▶ _SUPPLIED PASSAGE_:

SciCompute MCP Server

MCP server for scientific computing with multiple backends. Provides AI coding assistants with mathematical computation and visualization capabilities.

Features

  • Multiple computing backends (Mathematica, Octave, Python Scientific, R, SageMath)
  • Image output support (plots, graphics)
  • Automatic backend selection
  • Persistent session state (variables persist across calls)
  • Documentation query for unknown symbols
  • Multi-platform support (Claude Code, Claude Desktop, OpenCode/Crush)
  • Recommended: Use alongside official MATLAB MCP Server for MATLAB support

Supported Backends

Backend Status Capabilities
Mathematica ✅ Ready symbolic, numeric, plot, image, audio
SageMath ✅ Ready symbolic, numeric, plot
Python Scientific ✅ Ready symbolic, numeric, plot
R ✅ Ready numeric, plot
Octave ✅ Ready numeric, plot
Julia ✅ Ready numeric, plot
Maxima ✅ Ready symbolic, numeric, plot

MATLAB Support

For MATLAB support, we recommend using the official MATLAB MCP Core Server from MathWorks alongside SciCompute:

Why use the official server?

  • No Python version restrictions (works with any Python version)
  • No library installation or patching required
  • Standalone Go binary with no dependencies
  • Additional features: code analysis, test running, toolbox detection

Installation:

  1. Download the MATLAB MCP Core Server binary from the latest release:

    # Linux x86_64
    curl -L -o ~/matlab-mcp-core-server https://github.com/matlab/matlab-mcp-core-server/releases/latest/download/matlab-mcp-core-server-glnxa64
    chmod +x ~/matlab-mcp-core-server
    
  2. Configure both servers in your MCP config:

    {
      "mcpServers": {
        "scicompute": {
          "command": "uvx",
          "args": ["scicompute-mcp"]
        },
        "matlab": {
          "command": "/home/username/matlab-mcp-core-server",
          "args": ["--matlab-root=/usr/local/MATLAB/R2024a"]
        }
      }
    }
    

See the MATLAB MCP Core Server documentation for more details.

Installation

Quick Start (Recommended)

# Install and run with uvx (auto-manages environment)
uvx scicompute-mcp

# Or install with pip
pip install scicompute-mcp
scicompute-mcp

Debian 12+ / Ubuntu 23.04+

These systems enable PEP 668 by default, which prevents direct pip installs. Use one of these methods:

# Method 1: Use --break-system-packages (quick)
pip install --break-system-packages scicompute-mcp

# Method 2: Use pipx (recommended for CLI tools)

▶ _EXTRACTED MATERIAL_:

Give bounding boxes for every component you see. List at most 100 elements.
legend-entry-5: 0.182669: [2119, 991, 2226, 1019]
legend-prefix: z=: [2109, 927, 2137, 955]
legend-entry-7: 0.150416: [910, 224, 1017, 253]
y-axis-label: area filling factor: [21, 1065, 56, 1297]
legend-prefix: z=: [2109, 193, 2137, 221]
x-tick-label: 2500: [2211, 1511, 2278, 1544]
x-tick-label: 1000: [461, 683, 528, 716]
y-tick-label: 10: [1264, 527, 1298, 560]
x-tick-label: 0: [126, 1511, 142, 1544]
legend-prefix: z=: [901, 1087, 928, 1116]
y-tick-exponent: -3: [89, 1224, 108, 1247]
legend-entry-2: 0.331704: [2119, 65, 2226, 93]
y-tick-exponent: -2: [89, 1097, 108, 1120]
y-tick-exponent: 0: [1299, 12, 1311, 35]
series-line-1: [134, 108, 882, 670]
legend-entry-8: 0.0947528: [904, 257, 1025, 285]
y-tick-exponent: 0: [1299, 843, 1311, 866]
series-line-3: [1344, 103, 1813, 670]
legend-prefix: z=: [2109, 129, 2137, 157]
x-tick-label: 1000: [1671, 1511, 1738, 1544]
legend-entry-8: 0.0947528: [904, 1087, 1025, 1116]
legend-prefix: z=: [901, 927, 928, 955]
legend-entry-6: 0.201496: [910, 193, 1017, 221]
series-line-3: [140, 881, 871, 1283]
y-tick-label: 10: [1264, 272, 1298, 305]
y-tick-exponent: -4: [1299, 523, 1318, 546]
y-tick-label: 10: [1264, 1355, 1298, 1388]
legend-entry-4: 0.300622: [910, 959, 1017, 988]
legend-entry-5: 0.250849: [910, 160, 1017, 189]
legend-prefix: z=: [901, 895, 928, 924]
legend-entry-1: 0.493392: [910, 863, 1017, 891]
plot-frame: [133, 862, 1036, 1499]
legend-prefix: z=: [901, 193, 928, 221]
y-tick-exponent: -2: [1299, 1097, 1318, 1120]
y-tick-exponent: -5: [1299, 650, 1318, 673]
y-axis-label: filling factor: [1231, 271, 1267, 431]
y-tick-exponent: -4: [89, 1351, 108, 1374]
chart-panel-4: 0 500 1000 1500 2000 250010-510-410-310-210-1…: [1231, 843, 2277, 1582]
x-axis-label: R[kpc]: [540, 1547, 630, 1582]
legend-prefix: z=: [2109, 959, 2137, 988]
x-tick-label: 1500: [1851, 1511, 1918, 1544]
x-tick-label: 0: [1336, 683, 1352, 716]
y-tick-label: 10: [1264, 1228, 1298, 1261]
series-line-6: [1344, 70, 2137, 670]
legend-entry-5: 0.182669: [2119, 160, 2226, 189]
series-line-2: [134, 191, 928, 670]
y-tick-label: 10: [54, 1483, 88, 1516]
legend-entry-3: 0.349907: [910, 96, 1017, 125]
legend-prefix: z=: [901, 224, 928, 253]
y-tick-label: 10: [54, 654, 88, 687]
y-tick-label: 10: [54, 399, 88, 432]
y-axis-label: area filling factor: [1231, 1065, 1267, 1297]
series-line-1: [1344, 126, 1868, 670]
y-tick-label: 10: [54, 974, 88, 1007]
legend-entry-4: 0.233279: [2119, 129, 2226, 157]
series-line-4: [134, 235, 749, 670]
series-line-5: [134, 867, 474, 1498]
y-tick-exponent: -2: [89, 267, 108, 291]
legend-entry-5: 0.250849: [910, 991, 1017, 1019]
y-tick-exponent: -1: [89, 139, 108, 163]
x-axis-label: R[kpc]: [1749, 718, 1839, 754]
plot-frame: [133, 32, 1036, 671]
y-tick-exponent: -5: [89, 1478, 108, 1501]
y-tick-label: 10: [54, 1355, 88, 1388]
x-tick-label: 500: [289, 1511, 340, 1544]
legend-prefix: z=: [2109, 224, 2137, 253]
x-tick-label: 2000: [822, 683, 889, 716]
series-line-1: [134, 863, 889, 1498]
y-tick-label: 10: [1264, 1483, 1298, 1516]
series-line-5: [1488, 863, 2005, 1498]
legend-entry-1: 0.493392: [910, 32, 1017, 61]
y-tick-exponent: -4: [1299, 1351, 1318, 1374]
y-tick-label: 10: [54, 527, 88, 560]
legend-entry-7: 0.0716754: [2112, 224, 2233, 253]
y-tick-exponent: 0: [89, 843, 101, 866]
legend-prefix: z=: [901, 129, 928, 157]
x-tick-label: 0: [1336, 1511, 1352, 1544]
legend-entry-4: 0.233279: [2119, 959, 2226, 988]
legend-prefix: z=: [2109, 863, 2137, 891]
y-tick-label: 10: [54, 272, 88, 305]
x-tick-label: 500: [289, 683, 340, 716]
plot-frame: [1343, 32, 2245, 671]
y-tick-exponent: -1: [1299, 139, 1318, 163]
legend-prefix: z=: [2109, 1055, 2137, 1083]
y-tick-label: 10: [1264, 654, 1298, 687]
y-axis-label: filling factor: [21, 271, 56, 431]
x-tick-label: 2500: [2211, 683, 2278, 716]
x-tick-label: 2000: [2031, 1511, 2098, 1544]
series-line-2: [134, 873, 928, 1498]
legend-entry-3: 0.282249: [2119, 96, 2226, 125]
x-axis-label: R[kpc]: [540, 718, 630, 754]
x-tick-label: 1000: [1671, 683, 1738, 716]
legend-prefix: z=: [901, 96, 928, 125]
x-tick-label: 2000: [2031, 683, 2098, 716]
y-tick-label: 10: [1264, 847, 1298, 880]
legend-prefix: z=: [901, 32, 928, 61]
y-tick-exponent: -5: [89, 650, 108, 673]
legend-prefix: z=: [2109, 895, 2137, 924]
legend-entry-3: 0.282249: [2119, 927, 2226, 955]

▶ _EXERCISE TASKS_:
1. Retype the stretch of the SciCompute MCP Server text from "SciCompute MCP Server" through "Claude Desktop, OpenCode/Crush)".
2. Answer these questions using the SciCompute MCP Server text:
(a) Which backend lists audio among its capabilities?
(b) How is the official MATLAB MCP Core Server described in terms of its binary?
(c) What do Debian 12+ and Ubuntu 23.04+ enable by default that prevents direct pip installs?
3. Carry on the SciCompute MCP Server text from the point where it stops.
The listing comes from a different source than the SciCompute MCP Server text.

▶ _PER-TASK OUTPUTS_:
1.
SciCompute MCP Server

MCP server for scientific computing with multiple backends. Provides AI coding assistants with mathematical computation and visualization capabilities.

Features

  • Multiple computing backends (Mathematica, Octave, Python Scientific, R, SageMath)
  • Image output support (plots, graphics)
  • Automatic backend selection
  • Persistent session state (variables persist across calls)
  • Documentation query for unknown symbols
  • Multi-platform support (Claude Code, Claude Desktop, OpenCode/Crush)

2.
(a) Mathematica
(b) As a standalone Go binary with no dependencies
(c) PEP 668

3.
sudo apt install -y pipx
pipx install scicompute-mcp

# Method 3: Use China mirror (faster in China)
pip install --break-system-packages -i https://pypi.tuna.tsinghua.edu.cn/simple scicompute-mcp

After installation, add ~/.local/bin to PATH if needed:

echo 'export PATH="$HOME/.local/bin:$PATH"' >> ~/.bashrc
source ~/.bashrc

Install with Optional Backends

# With Mathematica support
pip install scicompute-mcp[mathematica]

# With Octave support
pip install scicompute-mcp[octave]

# With all backends
pip install scicompute-mcp[all]

Environment Architecture

┌───────────────────────────────────────────────────────────────────────────┐
│                    MCP Server (Python 3.10+)                              │
│  ┌─────────────┐ ┌─────────────┐ ┌─────────────┐ ┌────────────────────┐  │
│  │ Mathematica │ │   Octave    │ │   MATLAB    │ │   py_scientific    │  │
│  │   Backend   │ │   Backend   │ │   Backend   │ │  (same Python env) │  │
│  └──────┬──────┘ └──────┬──────┘ └──────┬──────┘ └────────────────────┘  │
│         │               │               │                                  │
│         ▼               ▼               ▼                                  │
│  ┌─────────────┐ ┌─────────────┐ ┌─────────────┐ ┌─────────────┐         │
│  │  Wolfram    │ │   octave    │ │   MATLAB    │ │      R      │  sage   │
│  │  Kernel     │ │   process   │ │   process   │ │   process   │ process │
│  └─────────────┘ └─────────────┘ └─────────────┘ └─────────────┘         │
│         │               │               │               │         │       │
│         ▼               ▼               ▼               ▼         ▼       │
│   Independent     Independent      Independent     Independent  conda     │
│   (official)      (apt/brew)       (official)      (apt/brew)  env       │
└───────────────────────────────────────────────────────────────────────────┘

Key Points:

  • MCP server only needs one Python environment
  • Each backend (except py_scientific) runs as independent process, not sharing Python environment
  • SageMath requires separate conda environment (Python < 3.13)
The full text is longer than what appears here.